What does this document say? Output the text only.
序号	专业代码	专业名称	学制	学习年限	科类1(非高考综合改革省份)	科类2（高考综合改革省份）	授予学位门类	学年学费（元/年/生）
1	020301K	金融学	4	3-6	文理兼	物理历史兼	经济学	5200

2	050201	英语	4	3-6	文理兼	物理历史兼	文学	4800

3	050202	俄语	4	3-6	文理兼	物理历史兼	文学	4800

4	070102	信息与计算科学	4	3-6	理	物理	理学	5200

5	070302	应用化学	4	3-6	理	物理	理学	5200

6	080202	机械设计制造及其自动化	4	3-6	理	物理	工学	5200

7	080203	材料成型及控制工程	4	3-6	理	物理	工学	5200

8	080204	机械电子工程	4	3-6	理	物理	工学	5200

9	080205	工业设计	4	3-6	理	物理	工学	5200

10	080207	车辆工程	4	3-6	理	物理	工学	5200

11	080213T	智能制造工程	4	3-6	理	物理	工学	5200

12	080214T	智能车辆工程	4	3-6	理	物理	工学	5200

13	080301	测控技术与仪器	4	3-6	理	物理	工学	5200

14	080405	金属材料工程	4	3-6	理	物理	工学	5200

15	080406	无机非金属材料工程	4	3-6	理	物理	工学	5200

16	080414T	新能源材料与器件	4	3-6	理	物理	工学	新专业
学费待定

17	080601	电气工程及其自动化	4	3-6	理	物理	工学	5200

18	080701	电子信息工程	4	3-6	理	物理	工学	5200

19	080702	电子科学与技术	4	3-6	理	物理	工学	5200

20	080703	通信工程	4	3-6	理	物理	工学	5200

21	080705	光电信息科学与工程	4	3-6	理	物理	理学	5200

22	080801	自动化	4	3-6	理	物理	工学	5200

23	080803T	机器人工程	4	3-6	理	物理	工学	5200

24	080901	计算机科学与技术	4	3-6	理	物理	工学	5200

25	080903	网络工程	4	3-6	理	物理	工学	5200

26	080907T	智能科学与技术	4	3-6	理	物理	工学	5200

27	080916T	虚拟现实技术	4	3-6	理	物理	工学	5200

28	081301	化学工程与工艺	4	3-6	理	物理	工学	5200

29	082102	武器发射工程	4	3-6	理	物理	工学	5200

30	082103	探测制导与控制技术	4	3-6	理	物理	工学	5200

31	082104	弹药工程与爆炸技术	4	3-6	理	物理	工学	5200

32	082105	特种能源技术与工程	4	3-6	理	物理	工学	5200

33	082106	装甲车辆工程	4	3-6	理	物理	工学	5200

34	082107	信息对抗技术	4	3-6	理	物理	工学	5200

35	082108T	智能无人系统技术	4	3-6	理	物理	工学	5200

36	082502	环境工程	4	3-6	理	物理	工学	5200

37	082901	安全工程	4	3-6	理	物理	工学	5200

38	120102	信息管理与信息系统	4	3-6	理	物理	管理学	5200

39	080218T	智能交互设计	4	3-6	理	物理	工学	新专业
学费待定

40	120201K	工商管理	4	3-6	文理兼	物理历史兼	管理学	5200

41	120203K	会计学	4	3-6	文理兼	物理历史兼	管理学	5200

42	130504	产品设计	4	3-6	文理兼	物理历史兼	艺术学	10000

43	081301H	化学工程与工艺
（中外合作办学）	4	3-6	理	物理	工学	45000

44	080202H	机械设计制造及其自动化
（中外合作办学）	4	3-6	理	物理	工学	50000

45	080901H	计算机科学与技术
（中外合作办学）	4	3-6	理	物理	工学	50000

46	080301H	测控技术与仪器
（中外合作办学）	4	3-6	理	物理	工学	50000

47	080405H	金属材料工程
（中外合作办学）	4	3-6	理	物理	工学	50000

=====

Directive. Without leaving anything out, give the entries again exactly.

Response to the task.
What does this document say? Output the text only.
序号	专业代码	专业名称	学制	学习年限	科类1(非高考综合改革省份)	科类2（高考综合改革省份）	授予学位门类	学年学费（元/年/生）
1	020301K	金融学	4	3-6	文理兼	物理历史兼	经济学	5200

2	050201	英语	4	3-6	文理兼	物理历史兼	文学	4800

3	050202	俄语	4	3-6	文理兼	物理历史兼	文学	4800

4	070102	信息与计算科学	4	3-6	理	物理	理学	5200

5	070302	应用化学	4	3-6	理	物理	理学	5200

6	080202	机械设计制造及其自动化	4	3-6	理	物理	工学	5200

7	080203	材料成型及控制工程	4	3-6	理	物理	工学	5200

8	080204	机械电子工程	4	3-6	理	物理	工学	5200

9	080205	工业设计	4	3-6	理	物理	工学	5200

10	080207	车辆工程	4	3-6	理	物理	工学	5200

11	080213T	智能制造工程	4	3-6	理	物理	工学	5200

12	080214T	智能车辆工程	4	3-6	理	物理	工学	5200

13	080301	测控技术与仪器	4	3-6	理	物理	工学	5200

14	080405	金属材料工程	4	3-6	理	物理	工学	5200

15	080406	无机非金属材料工程	4	3-6	理	物理	工学	5200

16	080414T	新能源材料与器件	4	3-6	理	物理	工学	新专业
学费待定

17	080601	电气工程及其自动化	4	3-6	理	物理	工学	5200

18	080701	电子信息工程	4	3-6	理	物理	工学	5200

19	080702	电子科学与技术	4	3-6	理	物理	工学	5200

20	080703	通信工程	4	3-6	理	物理	工学	5200

21	080705	光电信息科学与工程	4	3-6	理	物理	理学	5200

22	080801	自动化	4	3-6	理	物理	工学	5200

23	080803T	机器人工程	4	3-6	理	物理	工学	5200

24	080901	计算机科学与技术	4	3-6	理	物理	工学	5200

25	080903	网络工程	4	3-6	理	物理	工学	5200

26	080907T	智能科学与技术	4	3-6	理	物理	工学	5200

27	080916T	虚拟现实技术	4	3-6	理	物理	工学	5200

28	081301	化学工程与工艺	4	3-6	理	物理	工学	5200

29	082102	武器发射工程	4	3-6	理	物理	工学	5200

30	082103	探测制导与控制技术	4	3-6	理	物理	工学	5200

31	082104	弹药工程与爆炸技术	4	3-6	理	物理	工学	5200

32	082105	特种能源技术与工程	4	3-6	理	物理	工学	5200

33	082106	装甲车辆工程	4	3-6	理	物理	工学	5200

34	082107	信息对抗技术	4	3-6	理	物理	工学	5200

35	082108T	智能无人系统技术	4	3-6	理	物理	工学	5200

36	082502	环境工程	4	3-6	理	物理	工学	5200

37	082901	安全工程	4	3-6	理	物理	工学	5200

38	120102	信息管理与信息系统	4	3-6	理	物理	管理学	5200

39	080218T	智能交互设计	4	3-6	理	物理	工学	新专业
学费待定

40	120201K	工商管理	4	3-6	文理兼	物理历史兼	管理学	5200

41	120203K	会计学	4	3-6	文理兼	物理历史兼	管理学	5200

42	130504	产品设计	4	3-6	文理兼	物理历史兼	艺术学	10000

43	081301H	化学工程与工艺
（中外合作办学）	4	3-6	理	物理	工学	45000

44	080202H	机械设计制造及其自动化
（中外合作办学）	4	3-6	理	物理	工学	50000

45	080901H	计算机科学与技术
（中外合作办学）	4	3-6	理	物理	工学	50000

46	080301H	测控技术与仪器
（中外合作办学）	4	3-6	理	物理	工学	50000

47	080405H	金属材料工程
（中外合作办学）	4	3-6	理	物理	工学	50000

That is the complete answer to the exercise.